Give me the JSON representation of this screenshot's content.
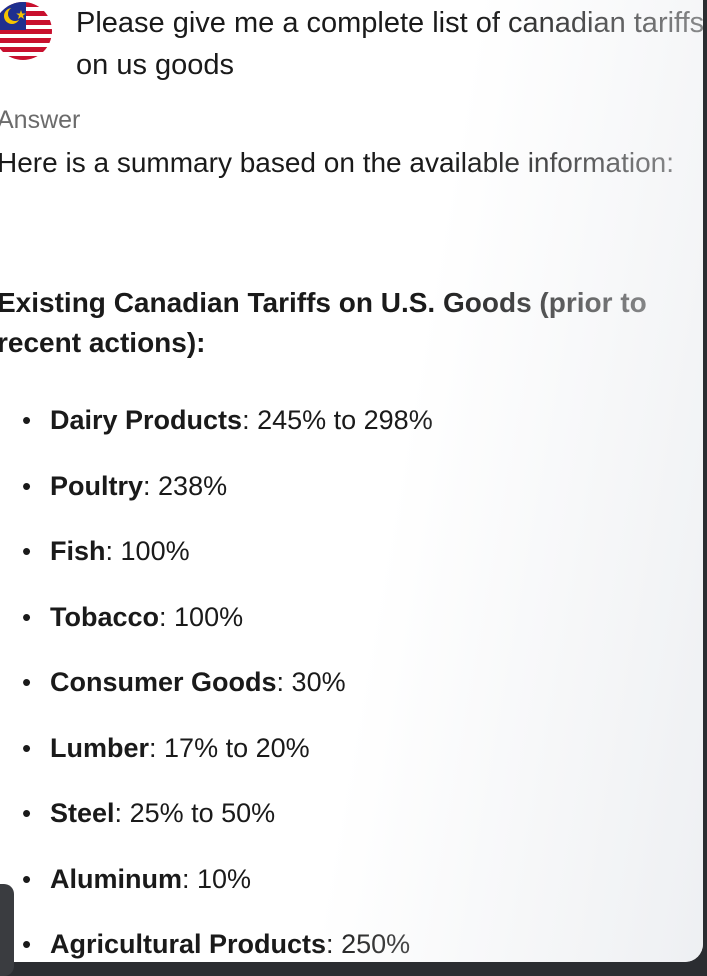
{
  "colors": {
    "background": "#2b2d31",
    "card": "#ffffff",
    "text": "#1a1a1a",
    "muted": "#6b6b6b",
    "flag_red": "#c8102e",
    "flag_blue": "#1f2f8f",
    "flag_yellow": "#f4c400"
  },
  "question": {
    "avatar_icon": "flag-icon",
    "text": "Please give me a complete list of canadian tariffs on us goods"
  },
  "answer": {
    "label": "Answer",
    "intro": "Here is a summary based on the available information:",
    "heading": "Existing Canadian Tariffs on U.S. Goods (prior to recent actions):",
    "items": [
      {
        "name": "Dairy Products",
        "rate": "245% to 298%"
      },
      {
        "name": "Poultry",
        "rate": "238%"
      },
      {
        "name": "Fish",
        "rate": "100%"
      },
      {
        "name": "Tobacco",
        "rate": "100%"
      },
      {
        "name": "Consumer Goods",
        "rate": "30%"
      },
      {
        "name": "Lumber",
        "rate": "17% to 20%"
      },
      {
        "name": "Steel",
        "rate": "25% to 50%"
      },
      {
        "name": "Aluminum",
        "rate": "10%"
      },
      {
        "name": "Agricultural Products",
        "rate": "250%"
      }
    ],
    "bullet": "•",
    "separator": ": "
  }
}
________
Check each line in the listing above for the string "name", then report how many lines contain it, with no other text.

9